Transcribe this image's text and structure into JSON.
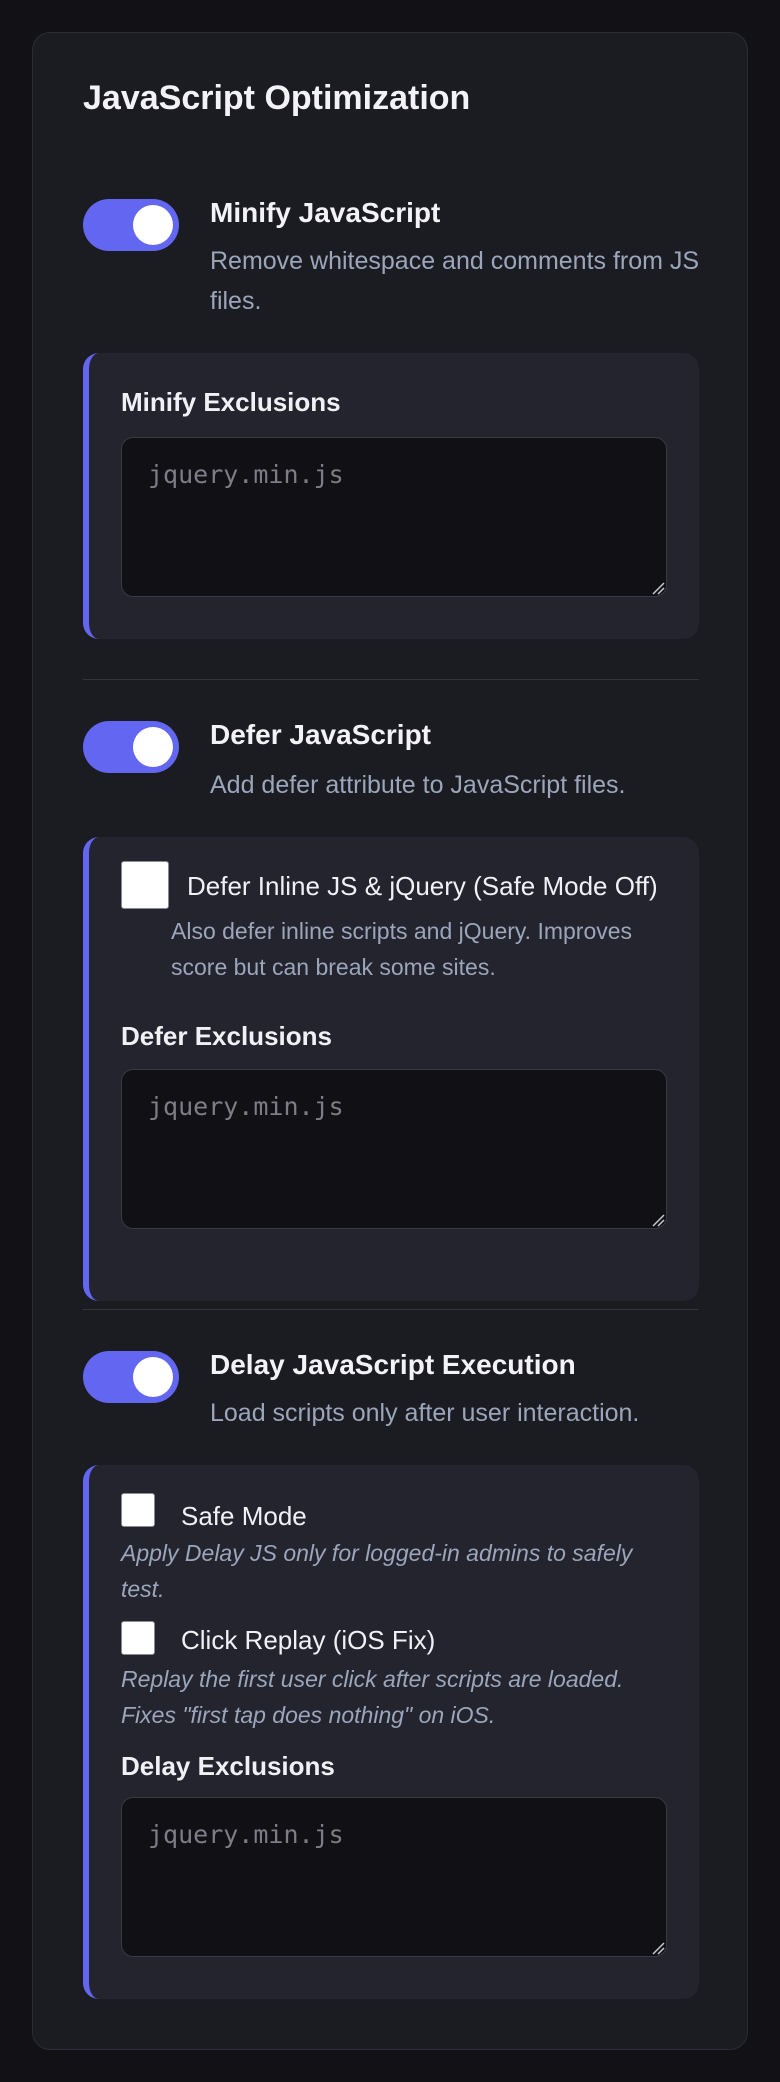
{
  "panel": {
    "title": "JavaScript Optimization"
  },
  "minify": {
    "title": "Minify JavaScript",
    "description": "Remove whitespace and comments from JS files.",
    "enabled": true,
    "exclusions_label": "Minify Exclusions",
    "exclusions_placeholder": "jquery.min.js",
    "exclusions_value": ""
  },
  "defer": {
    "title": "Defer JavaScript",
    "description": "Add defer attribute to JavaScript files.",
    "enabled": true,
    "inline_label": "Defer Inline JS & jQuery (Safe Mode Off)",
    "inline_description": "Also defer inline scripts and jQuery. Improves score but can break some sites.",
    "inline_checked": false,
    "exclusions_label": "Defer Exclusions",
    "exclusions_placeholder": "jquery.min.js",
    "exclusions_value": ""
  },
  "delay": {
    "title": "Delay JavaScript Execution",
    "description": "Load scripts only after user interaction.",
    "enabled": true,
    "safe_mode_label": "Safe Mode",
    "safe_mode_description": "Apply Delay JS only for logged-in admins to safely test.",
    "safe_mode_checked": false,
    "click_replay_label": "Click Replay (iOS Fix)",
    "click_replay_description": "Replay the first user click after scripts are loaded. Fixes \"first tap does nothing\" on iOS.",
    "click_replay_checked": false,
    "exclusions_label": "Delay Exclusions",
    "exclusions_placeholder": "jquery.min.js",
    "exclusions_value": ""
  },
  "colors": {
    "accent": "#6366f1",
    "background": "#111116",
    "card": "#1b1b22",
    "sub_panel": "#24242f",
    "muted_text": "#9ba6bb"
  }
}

#### Exercise:
Return every line from the records above that holds the word "false".

#### Task result:
    "inline_checked": false,
    "safe_mode_checked": false,
    "click_replay_checked": false,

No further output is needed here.